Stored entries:

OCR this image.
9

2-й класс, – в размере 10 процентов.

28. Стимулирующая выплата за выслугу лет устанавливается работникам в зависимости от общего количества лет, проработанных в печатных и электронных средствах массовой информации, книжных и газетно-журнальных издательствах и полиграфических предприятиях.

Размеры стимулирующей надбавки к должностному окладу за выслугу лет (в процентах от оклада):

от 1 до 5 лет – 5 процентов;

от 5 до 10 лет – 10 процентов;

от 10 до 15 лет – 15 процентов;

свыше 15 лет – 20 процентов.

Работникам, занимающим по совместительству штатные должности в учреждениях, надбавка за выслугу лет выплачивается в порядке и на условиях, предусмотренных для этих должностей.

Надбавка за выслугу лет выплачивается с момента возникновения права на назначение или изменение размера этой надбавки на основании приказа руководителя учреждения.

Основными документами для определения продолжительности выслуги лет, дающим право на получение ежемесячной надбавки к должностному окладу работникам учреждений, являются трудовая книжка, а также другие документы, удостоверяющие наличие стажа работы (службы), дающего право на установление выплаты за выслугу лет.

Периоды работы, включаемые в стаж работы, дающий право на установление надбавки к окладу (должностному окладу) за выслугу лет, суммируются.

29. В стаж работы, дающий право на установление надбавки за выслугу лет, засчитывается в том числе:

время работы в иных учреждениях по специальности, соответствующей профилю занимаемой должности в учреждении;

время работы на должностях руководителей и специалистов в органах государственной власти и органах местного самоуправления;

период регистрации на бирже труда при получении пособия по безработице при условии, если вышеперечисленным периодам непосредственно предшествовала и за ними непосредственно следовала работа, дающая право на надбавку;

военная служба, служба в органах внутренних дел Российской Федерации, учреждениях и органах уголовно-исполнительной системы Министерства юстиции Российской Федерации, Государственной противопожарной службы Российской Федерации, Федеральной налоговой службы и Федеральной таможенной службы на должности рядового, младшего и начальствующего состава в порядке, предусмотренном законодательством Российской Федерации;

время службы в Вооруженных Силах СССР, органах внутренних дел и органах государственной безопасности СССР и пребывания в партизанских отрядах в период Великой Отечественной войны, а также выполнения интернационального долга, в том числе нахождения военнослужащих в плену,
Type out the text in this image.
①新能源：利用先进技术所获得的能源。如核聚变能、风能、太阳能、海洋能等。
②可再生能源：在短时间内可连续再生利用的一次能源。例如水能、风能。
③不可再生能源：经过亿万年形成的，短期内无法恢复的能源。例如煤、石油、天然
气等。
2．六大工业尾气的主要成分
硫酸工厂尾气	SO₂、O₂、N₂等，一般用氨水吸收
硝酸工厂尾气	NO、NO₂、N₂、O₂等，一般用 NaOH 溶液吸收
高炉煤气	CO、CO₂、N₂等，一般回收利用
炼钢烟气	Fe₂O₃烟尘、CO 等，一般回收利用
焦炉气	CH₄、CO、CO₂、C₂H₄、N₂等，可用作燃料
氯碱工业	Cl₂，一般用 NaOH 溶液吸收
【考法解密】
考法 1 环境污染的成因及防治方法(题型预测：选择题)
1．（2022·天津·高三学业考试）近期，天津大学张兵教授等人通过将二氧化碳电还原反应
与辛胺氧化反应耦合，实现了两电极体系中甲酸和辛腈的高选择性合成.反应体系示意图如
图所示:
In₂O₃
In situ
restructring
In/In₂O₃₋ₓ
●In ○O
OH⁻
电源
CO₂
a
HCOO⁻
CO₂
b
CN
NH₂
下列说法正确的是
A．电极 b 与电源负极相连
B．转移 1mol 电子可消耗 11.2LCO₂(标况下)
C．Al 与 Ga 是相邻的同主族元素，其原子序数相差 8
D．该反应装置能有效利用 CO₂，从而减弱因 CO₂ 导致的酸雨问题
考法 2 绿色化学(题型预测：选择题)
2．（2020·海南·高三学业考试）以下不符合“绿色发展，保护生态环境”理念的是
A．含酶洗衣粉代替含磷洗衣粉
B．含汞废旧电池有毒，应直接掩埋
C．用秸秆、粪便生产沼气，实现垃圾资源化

**STATED GOAL**:
Write the material out again in its entirety, exactly as shown.

**PROBLEM SOLUTION**:
OCR this image.
9

2-й класс, – в размере 10 процентов.

28. Стимулирующая выплата за выслугу лет устанавливается работникам в зависимости от общего количества лет, проработанных в печатных и электронных средствах массовой информации, книжных и газетно-журнальных издательствах и полиграфических предприятиях.

Размеры стимулирующей надбавки к должностному окладу за выслугу лет (в процентах от оклада):

от 1 до 5 лет – 5 процентов;

от 5 до 10 лет – 10 процентов;

от 10 до 15 лет – 15 процентов;

свыше 15 лет – 20 процентов.

Работникам, занимающим по совместительству штатные должности в учреждениях, надбавка за выслугу лет выплачивается в порядке и на условиях, предусмотренных для этих должностей.

Надбавка за выслугу лет выплачивается с момента возникновения права на назначение или изменение размера этой надбавки на основании приказа руководителя учреждения.

Основными документами для определения продолжительности выслуги лет, дающим право на получение ежемесячной надбавки к должностному окладу работникам учреждений, являются трудовая книжка, а также другие документы, удостоверяющие наличие стажа работы (службы), дающего право на установление выплаты за выслугу лет.

Периоды работы, включаемые в стаж работы, дающий право на установление надбавки к окладу (должностному окладу) за выслугу лет, суммируются.

29. В стаж работы, дающий право на установление надбавки за выслугу лет, засчитывается в том числе:

время работы в иных учреждениях по специальности, соответствующей профилю занимаемой должности в учреждении;

время работы на должностях руководителей и специалистов в органах государственной власти и органах местного самоуправления;

период регистрации на бирже труда при получении пособия по безработице при условии, если вышеперечисленным периодам непосредственно предшествовала и за ними непосредственно следовала работа, дающая право на надбавку;

военная служба, служба в органах внутренних дел Российской Федерации, учреждениях и органах уголовно-исполнительной системы Министерства юстиции Российской Федерации, Государственной противопожарной службы Российской Федерации, Федеральной налоговой службы и Федеральной таможенной службы на должности рядового, младшего и начальствующего состава в порядке, предусмотренном законодательством Российской Федерации;

время службы в Вооруженных Силах СССР, органах внутренних дел и органах государственной безопасности СССР и пребывания в партизанских отрядах в период Великой Отечественной войны, а также выполнения интернационального долга, в том числе нахождения военнослужащих в плену,
Type out the text in this image.
①新能源：利用先进技术所获得的能源。如核聚变能、风能、太阳能、海洋能等。
②可再生能源：在短时间内可连续再生利用的一次能源。例如水能、风能。
③不可再生能源：经过亿万年形成的，短期内无法恢复的能源。例如煤、石油、天然
气等。
2．六大工业尾气的主要成分
硫酸工厂尾气	SO₂、O₂、N₂等，一般用氨水吸收
硝酸工厂尾气	NO、NO₂、N₂、O₂等，一般用 NaOH 溶液吸收
高炉煤气	CO、CO₂、N₂等，一般回收利用
炼钢烟气	Fe₂O₃烟尘、CO 等，一般回收利用
焦炉气	CH₄、CO、CO₂、C₂H₄、N₂等，可用作燃料
氯碱工业	Cl₂，一般用 NaOH 溶液吸收
【考法解密】
考法 1 环境污染的成因及防治方法(题型预测：选择题)
1．（2022·天津·高三学业考试）近期，天津大学张兵教授等人通过将二氧化碳电还原反应
与辛胺氧化反应耦合，实现了两电极体系中甲酸和辛腈的高选择性合成.反应体系示意图如
图所示:
In₂O₃
In situ
restructring
In/In₂O₃₋ₓ
●In ○O
OH⁻
电源
CO₂
a
HCOO⁻
CO₂
b
CN
NH₂
下列说法正确的是
A．电极 b 与电源负极相连
B．转移 1mol 电子可消耗 11.2LCO₂(标况下)
C．Al 与 Ga 是相邻的同主族元素，其原子序数相差 8
D．该反应装置能有效利用 CO₂，从而减弱因 CO₂ 导致的酸雨问题
考法 2 绿色化学(题型预测：选择题)
2．（2020·海南·高三学业考试）以下不符合“绿色发展，保护生态环境”理念的是
A．含酶洗衣粉代替含磷洗衣粉
B．含汞废旧电池有毒，应直接掩埋
C．用秸秆、粪便生产沼气，实现垃圾资源化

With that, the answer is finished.